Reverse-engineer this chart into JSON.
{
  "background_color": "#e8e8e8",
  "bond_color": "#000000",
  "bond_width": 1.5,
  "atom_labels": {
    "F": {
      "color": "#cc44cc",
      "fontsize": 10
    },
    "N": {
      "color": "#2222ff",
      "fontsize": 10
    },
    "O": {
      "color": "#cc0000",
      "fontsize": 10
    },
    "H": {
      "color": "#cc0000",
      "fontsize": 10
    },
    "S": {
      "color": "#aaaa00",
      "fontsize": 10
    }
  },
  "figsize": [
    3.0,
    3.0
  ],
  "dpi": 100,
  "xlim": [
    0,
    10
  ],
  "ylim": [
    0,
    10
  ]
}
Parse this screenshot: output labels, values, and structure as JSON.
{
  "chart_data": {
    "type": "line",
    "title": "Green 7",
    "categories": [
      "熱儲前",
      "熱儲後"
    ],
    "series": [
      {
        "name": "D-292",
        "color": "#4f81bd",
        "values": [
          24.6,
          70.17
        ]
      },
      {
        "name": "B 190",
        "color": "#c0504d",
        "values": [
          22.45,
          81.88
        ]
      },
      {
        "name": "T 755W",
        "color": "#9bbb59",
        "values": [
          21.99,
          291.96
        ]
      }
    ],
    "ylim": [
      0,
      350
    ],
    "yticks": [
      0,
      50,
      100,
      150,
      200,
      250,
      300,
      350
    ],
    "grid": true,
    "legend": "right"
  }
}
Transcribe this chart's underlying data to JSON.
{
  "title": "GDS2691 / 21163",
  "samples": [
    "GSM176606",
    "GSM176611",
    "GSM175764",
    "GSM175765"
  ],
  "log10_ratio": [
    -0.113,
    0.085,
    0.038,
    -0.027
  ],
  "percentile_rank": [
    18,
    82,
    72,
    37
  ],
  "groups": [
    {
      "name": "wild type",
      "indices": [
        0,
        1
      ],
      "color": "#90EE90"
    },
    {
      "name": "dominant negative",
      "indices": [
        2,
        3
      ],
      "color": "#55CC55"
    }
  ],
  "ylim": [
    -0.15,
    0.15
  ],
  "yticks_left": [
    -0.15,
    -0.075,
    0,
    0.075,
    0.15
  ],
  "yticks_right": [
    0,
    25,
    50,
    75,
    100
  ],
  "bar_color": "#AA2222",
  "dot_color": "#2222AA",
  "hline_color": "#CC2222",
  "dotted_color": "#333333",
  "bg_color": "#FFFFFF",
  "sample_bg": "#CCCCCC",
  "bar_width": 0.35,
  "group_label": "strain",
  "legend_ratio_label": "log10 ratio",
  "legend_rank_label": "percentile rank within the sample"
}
##############################
Repeat the data exactly. Leave nothing out.

_Task output_
Reverse-engineer this chart into JSON.
{
  "background_color": "#e8e8e8",
  "bond_color": "#000000",
  "bond_width": 1.5,
  "atom_labels": {
    "F": {
      "color": "#cc44cc",
      "fontsize": 10
    },
    "N": {
      "color": "#2222ff",
      "fontsize": 10
    },
    "O": {
      "color": "#cc0000",
      "fontsize": 10
    },
    "H": {
      "color": "#cc0000",
      "fontsize": 10
    },
    "S": {
      "color": "#aaaa00",
      "fontsize": 10
    }
  },
  "figsize": [
    3.0,
    3.0
  ],
  "dpi": 100,
  "xlim": [
    0,
    10
  ],
  "ylim": [
    0,
    10
  ]
}
Parse this screenshot: output labels, values, and structure as JSON.
{
  "chart_data": {
    "type": "line",
    "title": "Green 7",
    "categories": [
      "熱儲前",
      "熱儲後"
    ],
    "series": [
      {
        "name": "D-292",
        "color": "#4f81bd",
        "values": [
          24.6,
          70.17
        ]
      },
      {
        "name": "B 190",
        "color": "#c0504d",
        "values": [
          22.45,
          81.88
        ]
      },
      {
        "name": "T 755W",
        "color": "#9bbb59",
        "values": [
          21.99,
          291.96
        ]
      }
    ],
    "ylim": [
      0,
      350
    ],
    "yticks": [
      0,
      50,
      100,
      150,
      200,
      250,
      300,
      350
    ],
    "grid": true,
    "legend": "right"
  }
}
Transcribe this chart's underlying data to JSON.
{
  "title": "GDS2691 / 21163",
  "samples": [
    "GSM176606",
    "GSM176611",
    "GSM175764",
    "GSM175765"
  ],
  "log10_ratio": [
    -0.113,
    0.085,
    0.038,
    -0.027
  ],
  "percentile_rank": [
    18,
    82,
    72,
    37
  ],
  "groups": [
    {
      "name": "wild type",
      "indices": [
        0,
        1
      ],
      "color": "#90EE90"
    },
    {
      "name": "dominant negative",
      "indices": [
        2,
        3
      ],
      "color": "#55CC55"
    }
  ],
  "ylim": [
    -0.15,
    0.15
  ],
  "yticks_left": [
    -0.15,
    -0.075,
    0,
    0.075,
    0.15
  ],
  "yticks_right": [
    0,
    25,
    50,
    75,
    100
  ],
  "bar_color": "#AA2222",
  "dot_color": "#2222AA",
  "hline_color": "#CC2222",
  "dotted_color": "#333333",
  "bg_color": "#FFFFFF",
  "sample_bg": "#CCCCCC",
  "bar_width": 0.35,
  "group_label": "strain",
  "legend_ratio_label": "log10 ratio",
  "legend_rank_label": "percentile rank within the sample"
}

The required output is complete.